### Problem description
Write the count of lines that contain the word "记上不记下" and nothing else.

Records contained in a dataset

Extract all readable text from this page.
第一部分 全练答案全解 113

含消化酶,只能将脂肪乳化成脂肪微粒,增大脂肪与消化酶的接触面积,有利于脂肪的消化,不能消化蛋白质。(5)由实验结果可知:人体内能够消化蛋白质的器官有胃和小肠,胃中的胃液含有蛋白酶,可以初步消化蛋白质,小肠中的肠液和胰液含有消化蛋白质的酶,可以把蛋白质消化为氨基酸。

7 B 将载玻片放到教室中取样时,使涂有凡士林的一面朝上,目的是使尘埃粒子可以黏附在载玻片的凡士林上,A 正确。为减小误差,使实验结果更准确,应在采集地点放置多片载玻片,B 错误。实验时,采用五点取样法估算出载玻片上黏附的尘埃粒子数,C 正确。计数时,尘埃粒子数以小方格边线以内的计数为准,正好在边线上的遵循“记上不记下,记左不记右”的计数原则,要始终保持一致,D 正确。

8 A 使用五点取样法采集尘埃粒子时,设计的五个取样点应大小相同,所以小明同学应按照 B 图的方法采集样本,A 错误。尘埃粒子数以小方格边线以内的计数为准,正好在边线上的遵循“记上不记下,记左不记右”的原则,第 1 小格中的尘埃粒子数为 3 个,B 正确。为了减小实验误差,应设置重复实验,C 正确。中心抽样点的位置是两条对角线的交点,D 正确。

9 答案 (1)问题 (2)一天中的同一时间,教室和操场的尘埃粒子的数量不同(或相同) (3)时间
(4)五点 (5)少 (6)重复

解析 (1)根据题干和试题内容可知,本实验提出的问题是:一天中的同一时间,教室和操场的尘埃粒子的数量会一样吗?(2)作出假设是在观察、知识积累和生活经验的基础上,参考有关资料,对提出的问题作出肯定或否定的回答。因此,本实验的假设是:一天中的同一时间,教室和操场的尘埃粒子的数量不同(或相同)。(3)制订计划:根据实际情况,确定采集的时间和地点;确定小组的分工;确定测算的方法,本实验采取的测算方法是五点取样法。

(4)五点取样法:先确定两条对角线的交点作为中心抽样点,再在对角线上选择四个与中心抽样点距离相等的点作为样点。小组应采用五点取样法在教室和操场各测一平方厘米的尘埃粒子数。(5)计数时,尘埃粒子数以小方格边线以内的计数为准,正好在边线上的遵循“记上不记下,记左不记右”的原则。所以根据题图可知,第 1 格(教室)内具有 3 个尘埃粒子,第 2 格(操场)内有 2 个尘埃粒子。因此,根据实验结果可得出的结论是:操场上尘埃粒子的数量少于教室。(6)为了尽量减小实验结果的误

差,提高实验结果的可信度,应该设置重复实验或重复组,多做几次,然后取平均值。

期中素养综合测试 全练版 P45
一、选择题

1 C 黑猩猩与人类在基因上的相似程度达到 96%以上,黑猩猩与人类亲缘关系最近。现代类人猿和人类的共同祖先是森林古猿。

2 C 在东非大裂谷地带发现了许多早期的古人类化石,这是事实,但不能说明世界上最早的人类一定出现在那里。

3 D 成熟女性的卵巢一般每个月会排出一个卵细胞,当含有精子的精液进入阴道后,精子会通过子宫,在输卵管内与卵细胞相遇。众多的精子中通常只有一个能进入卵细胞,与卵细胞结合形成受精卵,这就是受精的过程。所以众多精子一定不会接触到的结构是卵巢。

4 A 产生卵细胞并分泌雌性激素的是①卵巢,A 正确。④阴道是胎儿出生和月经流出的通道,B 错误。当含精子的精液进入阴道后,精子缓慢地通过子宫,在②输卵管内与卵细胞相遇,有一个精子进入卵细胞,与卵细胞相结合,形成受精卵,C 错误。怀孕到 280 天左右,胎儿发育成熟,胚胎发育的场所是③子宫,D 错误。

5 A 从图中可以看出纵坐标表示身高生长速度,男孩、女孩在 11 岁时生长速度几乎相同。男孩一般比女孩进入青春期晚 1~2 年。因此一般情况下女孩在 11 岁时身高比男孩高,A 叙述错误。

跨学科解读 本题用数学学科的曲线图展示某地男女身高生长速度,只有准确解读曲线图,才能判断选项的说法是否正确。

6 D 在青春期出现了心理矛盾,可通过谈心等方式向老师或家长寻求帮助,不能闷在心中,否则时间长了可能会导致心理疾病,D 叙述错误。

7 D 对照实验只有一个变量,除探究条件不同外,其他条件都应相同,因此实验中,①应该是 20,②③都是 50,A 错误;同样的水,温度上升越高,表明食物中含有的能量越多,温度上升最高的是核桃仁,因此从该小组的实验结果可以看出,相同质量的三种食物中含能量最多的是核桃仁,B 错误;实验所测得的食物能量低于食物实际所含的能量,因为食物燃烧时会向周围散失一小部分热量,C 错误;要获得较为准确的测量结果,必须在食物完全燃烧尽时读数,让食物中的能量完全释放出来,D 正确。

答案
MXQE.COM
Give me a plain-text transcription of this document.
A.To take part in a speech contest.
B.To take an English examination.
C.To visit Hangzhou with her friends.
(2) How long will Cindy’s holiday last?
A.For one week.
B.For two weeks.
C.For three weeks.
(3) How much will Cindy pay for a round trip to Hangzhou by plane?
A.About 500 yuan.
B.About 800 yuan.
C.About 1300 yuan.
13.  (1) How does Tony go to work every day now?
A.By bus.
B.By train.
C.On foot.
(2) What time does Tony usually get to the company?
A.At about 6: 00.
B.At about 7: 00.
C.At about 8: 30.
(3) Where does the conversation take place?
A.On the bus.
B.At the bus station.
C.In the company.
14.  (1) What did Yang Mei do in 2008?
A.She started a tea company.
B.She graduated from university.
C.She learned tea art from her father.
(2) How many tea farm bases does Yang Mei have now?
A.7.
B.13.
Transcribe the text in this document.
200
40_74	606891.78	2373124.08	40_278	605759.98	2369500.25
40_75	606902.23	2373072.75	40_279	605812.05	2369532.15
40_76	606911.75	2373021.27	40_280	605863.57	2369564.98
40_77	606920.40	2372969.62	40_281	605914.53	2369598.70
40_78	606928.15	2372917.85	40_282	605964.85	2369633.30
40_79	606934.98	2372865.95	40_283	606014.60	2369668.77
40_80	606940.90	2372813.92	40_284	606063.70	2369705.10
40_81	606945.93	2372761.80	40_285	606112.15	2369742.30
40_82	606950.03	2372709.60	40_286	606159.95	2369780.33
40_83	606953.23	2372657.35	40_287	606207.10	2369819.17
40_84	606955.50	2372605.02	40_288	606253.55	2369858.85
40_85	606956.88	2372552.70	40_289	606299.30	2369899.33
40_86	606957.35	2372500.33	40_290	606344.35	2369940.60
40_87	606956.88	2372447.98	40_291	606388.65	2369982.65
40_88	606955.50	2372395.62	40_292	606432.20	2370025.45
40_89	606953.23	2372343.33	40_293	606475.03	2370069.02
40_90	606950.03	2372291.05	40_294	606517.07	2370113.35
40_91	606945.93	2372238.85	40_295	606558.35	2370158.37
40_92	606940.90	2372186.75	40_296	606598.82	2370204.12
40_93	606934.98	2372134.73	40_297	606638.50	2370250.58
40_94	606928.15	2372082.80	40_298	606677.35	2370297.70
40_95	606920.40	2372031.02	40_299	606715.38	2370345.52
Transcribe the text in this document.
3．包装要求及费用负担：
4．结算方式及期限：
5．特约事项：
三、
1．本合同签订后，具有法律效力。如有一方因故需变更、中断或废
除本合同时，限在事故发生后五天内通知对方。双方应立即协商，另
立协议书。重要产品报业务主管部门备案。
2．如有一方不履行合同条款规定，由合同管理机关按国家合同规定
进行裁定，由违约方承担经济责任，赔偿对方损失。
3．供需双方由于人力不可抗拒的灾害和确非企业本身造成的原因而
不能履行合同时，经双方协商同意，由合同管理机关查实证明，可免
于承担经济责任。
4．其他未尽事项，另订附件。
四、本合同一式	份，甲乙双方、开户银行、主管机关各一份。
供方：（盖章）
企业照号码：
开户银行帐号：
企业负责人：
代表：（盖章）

### Answer to the exercise
3